▶ Goal of the exercise
Every entry below should be transcribed exactly; pictures stay out of the copy.

(Data entries for graphics)

--- START ---

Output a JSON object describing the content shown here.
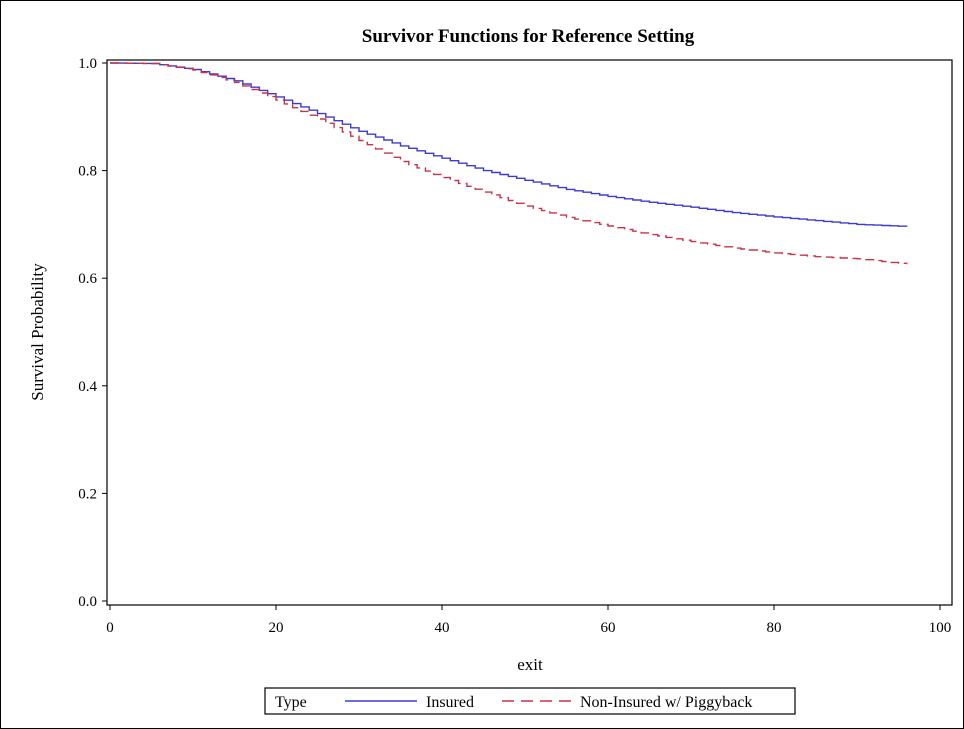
{
  "chart_data": {
    "type": "line",
    "title": "Survivor Functions for Reference Setting",
    "xlabel": "exit",
    "ylabel": "Survival Probability",
    "xlim": [
      0,
      100
    ],
    "ylim": [
      0,
      1
    ],
    "xticks": [
      "0",
      "20",
      "40",
      "60",
      "80",
      "100"
    ],
    "yticks": [
      "0.0",
      "0.2",
      "0.4",
      "0.6",
      "0.8",
      "1.0"
    ],
    "xtick_values": [
      0,
      20,
      40,
      60,
      80,
      100
    ],
    "ytick_values": [
      0,
      0.2,
      0.4,
      0.6,
      0.8,
      1.0
    ],
    "grid": false,
    "step": true,
    "legend": {
      "title": "Type",
      "position": "bottom"
    },
    "series": [
      {
        "name": "Insured",
        "color": "#3b3bd4",
        "dash": "solid",
        "x": [
          0,
          5,
          10,
          15,
          20,
          25,
          30,
          35,
          40,
          45,
          50,
          55,
          60,
          65,
          70,
          75,
          80,
          85,
          90,
          96
        ],
        "y": [
          1.0,
          0.999,
          0.988,
          0.967,
          0.937,
          0.906,
          0.873,
          0.846,
          0.823,
          0.8,
          0.782,
          0.765,
          0.752,
          0.741,
          0.732,
          0.722,
          0.714,
          0.707,
          0.7,
          0.696
        ]
      },
      {
        "name": "Non-Insured w/ Piggyback",
        "color": "#c8334a",
        "dash": "dashed",
        "x": [
          0,
          5,
          10,
          15,
          20,
          25,
          30,
          35,
          40,
          45,
          50,
          55,
          60,
          65,
          70,
          75,
          80,
          85,
          90,
          96
        ],
        "y": [
          1.0,
          0.999,
          0.987,
          0.964,
          0.931,
          0.896,
          0.856,
          0.817,
          0.787,
          0.76,
          0.734,
          0.713,
          0.697,
          0.681,
          0.668,
          0.656,
          0.647,
          0.64,
          0.636,
          0.626
        ]
      }
    ]
  }
}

--- END ---

▶ Result of the task
Output a JSON object describing the content shown here.
{
  "chart_data": {
    "type": "line",
    "title": "Survivor Functions for Reference Setting",
    "xlabel": "exit",
    "ylabel": "Survival Probability",
    "xlim": [
      0,
      100
    ],
    "ylim": [
      0,
      1
    ],
    "xticks": [
      "0",
      "20",
      "40",
      "60",
      "80",
      "100"
    ],
    "yticks": [
      "0.0",
      "0.2",
      "0.4",
      "0.6",
      "0.8",
      "1.0"
    ],
    "xtick_values": [
      0,
      20,
      40,
      60,
      80,
      100
    ],
    "ytick_values": [
      0,
      0.2,
      0.4,
      0.6,
      0.8,
      1.0
    ],
    "grid": false,
    "step": true,
    "legend": {
      "title": "Type",
      "position": "bottom"
    },
    "series": [
      {
        "name": "Insured",
        "color": "#3b3bd4",
        "dash": "solid",
        "x": [
          0,
          5,
          10,
          15,
          20,
          25,
          30,
          35,
          40,
          45,
          50,
          55,
          60,
          65,
          70,
          75,
          80,
          85,
          90,
          96
        ],
        "y": [
          1.0,
          0.999,
          0.988,
          0.967,
          0.937,
          0.906,
          0.873,
          0.846,
          0.823,
          0.8,
          0.782,
          0.765,
          0.752,
          0.741,
          0.732,
          0.722,
          0.714,
          0.707,
          0.7,
          0.696
        ]
      },
      {
        "name": "Non-Insured w/ Piggyback",
        "color": "#c8334a",
        "dash": "dashed",
        "x": [
          0,
          5,
          10,
          15,
          20,
          25,
          30,
          35,
          40,
          45,
          50,
          55,
          60,
          65,
          70,
          75,
          80,
          85,
          90,
          96
        ],
        "y": [
          1.0,
          0.999,
          0.987,
          0.964,
          0.931,
          0.896,
          0.856,
          0.817,
          0.787,
          0.76,
          0.734,
          0.713,
          0.697,
          0.681,
          0.668,
          0.656,
          0.647,
          0.64,
          0.636,
          0.626
        ]
      }
    ]
  }
}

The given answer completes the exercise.